▸ **Description of the task**: Reproduce all of the entries below line for line, leaving every character unchanged.

═══ Records provided ═══

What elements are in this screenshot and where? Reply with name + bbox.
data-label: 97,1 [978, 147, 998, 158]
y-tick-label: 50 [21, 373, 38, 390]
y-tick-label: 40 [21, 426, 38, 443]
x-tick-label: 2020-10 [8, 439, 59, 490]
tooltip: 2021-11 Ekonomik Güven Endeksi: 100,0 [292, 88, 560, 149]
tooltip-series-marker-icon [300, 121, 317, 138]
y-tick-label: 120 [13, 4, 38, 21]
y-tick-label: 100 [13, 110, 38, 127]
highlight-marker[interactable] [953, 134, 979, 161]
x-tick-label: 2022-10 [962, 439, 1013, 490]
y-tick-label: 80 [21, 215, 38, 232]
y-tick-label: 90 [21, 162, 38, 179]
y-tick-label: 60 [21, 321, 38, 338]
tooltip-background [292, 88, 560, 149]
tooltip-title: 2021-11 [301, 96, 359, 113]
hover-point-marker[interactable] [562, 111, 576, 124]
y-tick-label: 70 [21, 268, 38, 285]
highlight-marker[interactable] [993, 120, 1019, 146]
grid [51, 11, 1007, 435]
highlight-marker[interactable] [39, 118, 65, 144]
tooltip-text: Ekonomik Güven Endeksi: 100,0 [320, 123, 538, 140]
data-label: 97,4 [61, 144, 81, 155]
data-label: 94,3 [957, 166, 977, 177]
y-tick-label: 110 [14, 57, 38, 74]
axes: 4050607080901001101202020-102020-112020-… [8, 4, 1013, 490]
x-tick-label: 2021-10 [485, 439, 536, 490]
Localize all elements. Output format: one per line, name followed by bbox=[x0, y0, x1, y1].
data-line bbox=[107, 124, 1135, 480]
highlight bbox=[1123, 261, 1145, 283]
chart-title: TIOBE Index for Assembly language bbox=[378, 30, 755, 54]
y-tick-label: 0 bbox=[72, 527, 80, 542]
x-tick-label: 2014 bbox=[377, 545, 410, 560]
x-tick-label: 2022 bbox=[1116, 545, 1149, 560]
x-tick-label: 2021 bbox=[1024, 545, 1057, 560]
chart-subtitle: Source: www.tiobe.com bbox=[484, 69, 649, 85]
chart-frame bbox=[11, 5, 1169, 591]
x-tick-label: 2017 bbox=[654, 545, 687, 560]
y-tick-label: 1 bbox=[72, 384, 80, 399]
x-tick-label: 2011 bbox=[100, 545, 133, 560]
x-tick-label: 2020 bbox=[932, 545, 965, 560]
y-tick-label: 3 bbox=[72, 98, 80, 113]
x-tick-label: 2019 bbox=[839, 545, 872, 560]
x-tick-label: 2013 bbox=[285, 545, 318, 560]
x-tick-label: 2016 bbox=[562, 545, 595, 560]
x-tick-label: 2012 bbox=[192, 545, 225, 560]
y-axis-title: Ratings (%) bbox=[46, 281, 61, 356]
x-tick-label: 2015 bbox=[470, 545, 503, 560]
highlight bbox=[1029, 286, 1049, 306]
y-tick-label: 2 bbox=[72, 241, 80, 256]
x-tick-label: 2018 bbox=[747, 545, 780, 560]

═══

▸ **Written solution**:
What elements are in this screenshot and where? Reply with name + bbox.
data-label: 97,1 [978, 147, 998, 158]
y-tick-label: 50 [21, 373, 38, 390]
y-tick-label: 40 [21, 426, 38, 443]
x-tick-label: 2020-10 [8, 439, 59, 490]
tooltip: 2021-11 Ekonomik Güven Endeksi: 100,0 [292, 88, 560, 149]
tooltip-series-marker-icon [300, 121, 317, 138]
y-tick-label: 120 [13, 4, 38, 21]
y-tick-label: 100 [13, 110, 38, 127]
highlight-marker[interactable] [953, 134, 979, 161]
x-tick-label: 2022-10 [962, 439, 1013, 490]
y-tick-label: 80 [21, 215, 38, 232]
y-tick-label: 90 [21, 162, 38, 179]
y-tick-label: 60 [21, 321, 38, 338]
tooltip-background [292, 88, 560, 149]
tooltip-title: 2021-11 [301, 96, 359, 113]
hover-point-marker[interactable] [562, 111, 576, 124]
y-tick-label: 70 [21, 268, 38, 285]
highlight-marker[interactable] [993, 120, 1019, 146]
grid [51, 11, 1007, 435]
highlight-marker[interactable] [39, 118, 65, 144]
tooltip-text: Ekonomik Güven Endeksi: 100,0 [320, 123, 538, 140]
data-label: 97,4 [61, 144, 81, 155]
data-label: 94,3 [957, 166, 977, 177]
y-tick-label: 110 [14, 57, 38, 74]
axes: 4050607080901001101202020-102020-112020-… [8, 4, 1013, 490]
x-tick-label: 2021-10 [485, 439, 536, 490]
Localize all elements. Output format: one per line, name followed by bbox=[x0, y0, x1, y1].
data-line bbox=[107, 124, 1135, 480]
highlight bbox=[1123, 261, 1145, 283]
chart-title: TIOBE Index for Assembly language bbox=[378, 30, 755, 54]
y-tick-label: 0 bbox=[72, 527, 80, 542]
x-tick-label: 2014 bbox=[377, 545, 410, 560]
x-tick-label: 2022 bbox=[1116, 545, 1149, 560]
x-tick-label: 2021 bbox=[1024, 545, 1057, 560]
chart-subtitle: Source: www.tiobe.com bbox=[484, 69, 649, 85]
chart-frame bbox=[11, 5, 1169, 591]
x-tick-label: 2017 bbox=[654, 545, 687, 560]
y-tick-label: 1 bbox=[72, 384, 80, 399]
x-tick-label: 2011 bbox=[100, 545, 133, 560]
x-tick-label: 2020 bbox=[932, 545, 965, 560]
y-tick-label: 3 bbox=[72, 98, 80, 113]
x-tick-label: 2019 bbox=[839, 545, 872, 560]
x-tick-label: 2013 bbox=[285, 545, 318, 560]
x-tick-label: 2016 bbox=[562, 545, 595, 560]
x-tick-label: 2012 bbox=[192, 545, 225, 560]
y-axis-title: Ratings (%) bbox=[46, 281, 61, 356]
x-tick-label: 2015 bbox=[470, 545, 503, 560]
highlight bbox=[1029, 286, 1049, 306]
y-tick-label: 2 bbox=[72, 241, 80, 256]
x-tick-label: 2018 bbox=[747, 545, 780, 560]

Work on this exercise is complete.